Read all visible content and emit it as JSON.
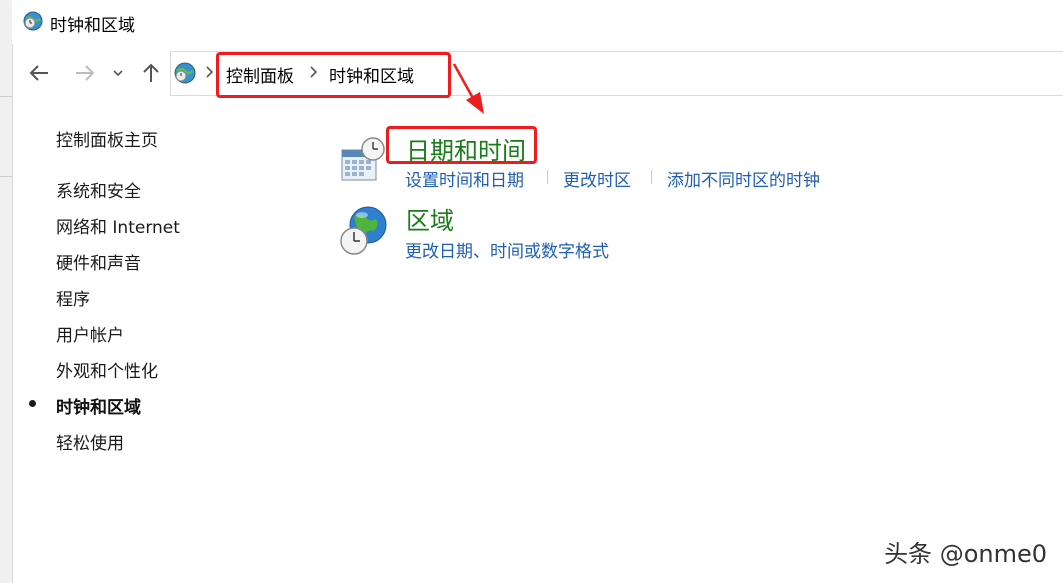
{
  "window": {
    "title": "时钟和区域",
    "icon": "clock-globe-icon"
  },
  "navigation": {
    "back_icon": "back-arrow-icon",
    "forward_icon": "forward-arrow-icon",
    "recent_icon": "chevron-down-icon",
    "up_icon": "up-arrow-icon"
  },
  "address_bar": {
    "breadcrumbs": [
      "控制面板",
      "时钟和区域"
    ]
  },
  "sidebar": {
    "home": "控制面板主页",
    "items": [
      "系统和安全",
      "网络和 Internet",
      "硬件和声音",
      "程序",
      "用户帐户",
      "外观和个性化",
      "时钟和区域",
      "轻松使用"
    ],
    "active_item": "时钟和区域"
  },
  "categories": [
    {
      "title": "日期和时间",
      "icon": "calendar-clock-icon",
      "links": [
        "设置时间和日期",
        "更改时区",
        "添加不同时区的时钟"
      ]
    },
    {
      "title": "区域",
      "icon": "globe-clock-icon",
      "links": [
        "更改日期、时间或数字格式"
      ]
    }
  ],
  "colors": {
    "category_title": "#1a7c1a",
    "link": "#1f5fb4",
    "annotation": "#ee1c1c"
  },
  "watermark": "头条 @onme0"
}
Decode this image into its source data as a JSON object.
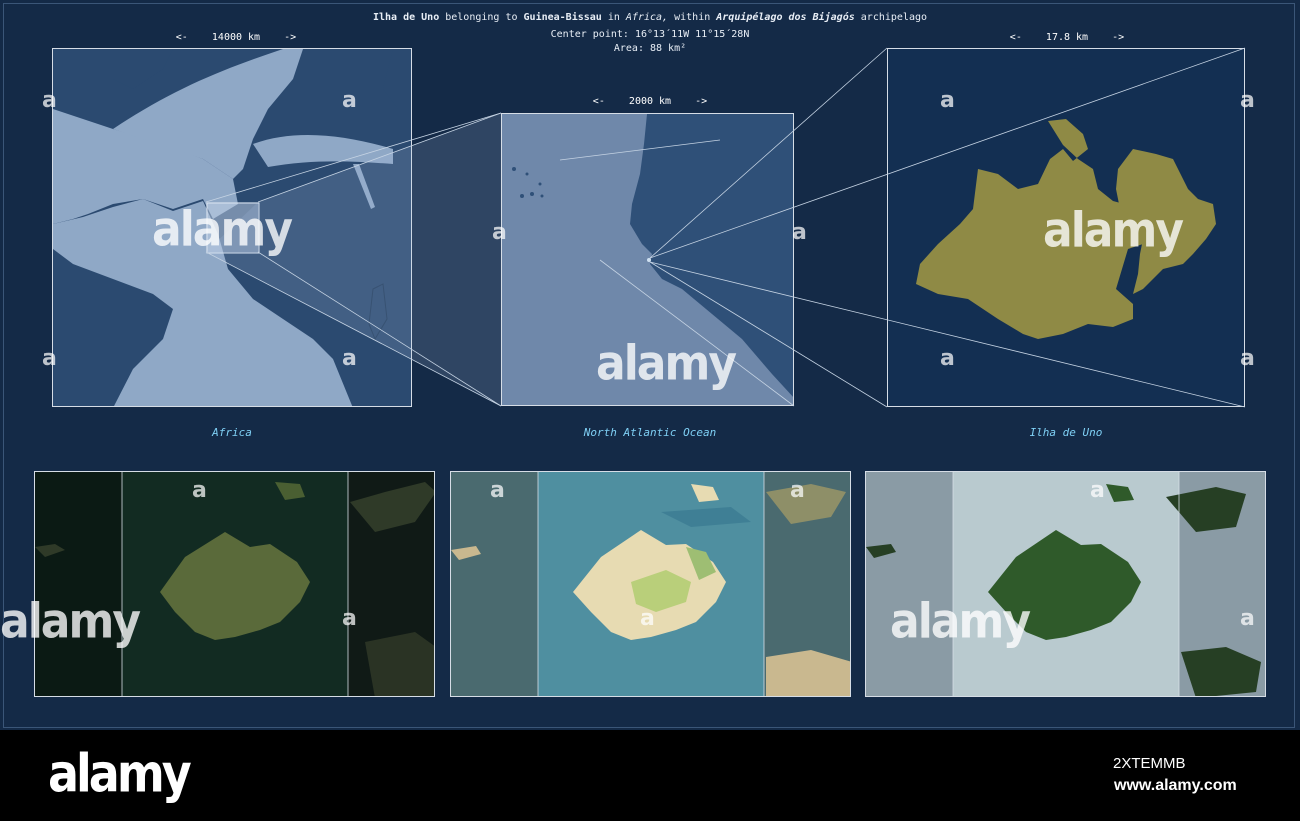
{
  "header": {
    "name": "Ilha de Uno",
    "belonging": "belonging to",
    "country": "Guinea-Bissau",
    "in": "in",
    "continent": "Africa,",
    "within": "within",
    "archipelago": "Arquipélago dos Bijagós",
    "archipelago_word": "archipelago",
    "center_label": "Center point:",
    "center_value": "16°13´11W  11°15´28N",
    "area_label": "Area:",
    "area_value": "88 km²"
  },
  "panels": {
    "africa": {
      "scale": "<-    14000 km    ->",
      "caption": "Africa"
    },
    "ocean": {
      "scale": "<-    2000 km    ->",
      "caption": "North Atlantic Ocean"
    },
    "island": {
      "scale": "<-    17.8 km    ->",
      "caption": "Ilha de Uno"
    }
  },
  "watermark": {
    "text": "alamy",
    "small": "a"
  },
  "colors": {
    "background": "#142a47",
    "land_dark": "#2b4a70",
    "land_light": "#8fa8c6",
    "island_fill": "#8f8a45",
    "caption": "#7fd0f5"
  },
  "footer": {
    "logo": "alamy",
    "image_code": "2XTEMMB",
    "site": "www.alamy.com"
  }
}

━━━━━━━━━━

What the task requires: Reproduce the whole listing word for word, setting aside any pictures.

Output for this exercise:
Read all visible content and emit it as JSON.
{
  "window": {
    "title": "时钟和区域",
    "icon": "clock-globe-icon"
  },
  "navigation": {
    "back_icon": "back-arrow-icon",
    "forward_icon": "forward-arrow-icon",
    "recent_icon": "chevron-down-icon",
    "up_icon": "up-arrow-icon"
  },
  "address_bar": {
    "breadcrumbs": [
      "控制面板",
      "时钟和区域"
    ]
  },
  "sidebar": {
    "home": "控制面板主页",
    "items": [
      "系统和安全",
      "网络和 Internet",
      "硬件和声音",
      "程序",
      "用户帐户",
      "外观和个性化",
      "时钟和区域",
      "轻松使用"
    ],
    "active_item": "时钟和区域"
  },
  "categories": [
    {
      "title": "日期和时间",
      "icon": "calendar-clock-icon",
      "links": [
        "设置时间和日期",
        "更改时区",
        "添加不同时区的时钟"
      ]
    },
    {
      "title": "区域",
      "icon": "globe-clock-icon",
      "links": [
        "更改日期、时间或数字格式"
      ]
    }
  ],
  "colors": {
    "category_title": "#1a7c1a",
    "link": "#1f5fb4",
    "annotation": "#ee1c1c"
  },
  "watermark": "头条 @onme0"
}
Decode this image into its source data as a JSON object.
{
  "header": {
    "name": "Ilha de Uno",
    "belonging": "belonging to",
    "country": "Guinea-Bissau",
    "in": "in",
    "continent": "Africa,",
    "within": "within",
    "archipelago": "Arquipélago dos Bijagós",
    "archipelago_word": "archipelago",
    "center_label": "Center point:",
    "center_value": "16°13´11W  11°15´28N",
    "area_label": "Area:",
    "area_value": "88 km²"
  },
  "panels": {
    "africa": {
      "scale": "<-    14000 km    ->",
      "caption": "Africa"
    },
    "ocean": {
      "scale": "<-    2000 km    ->",
      "caption": "North Atlantic Ocean"
    },
    "island": {
      "scale": "<-    17.8 km    ->",
      "caption": "Ilha de Uno"
    }
  },
  "watermark": {
    "text": "alamy",
    "small": "a"
  },
  "colors": {
    "background": "#142a47",
    "land_dark": "#2b4a70",
    "land_light": "#8fa8c6",
    "island_fill": "#8f8a45",
    "caption": "#7fd0f5"
  },
  "footer": {
    "logo": "alamy",
    "image_code": "2XTEMMB",
    "site": "www.alamy.com"
  }
}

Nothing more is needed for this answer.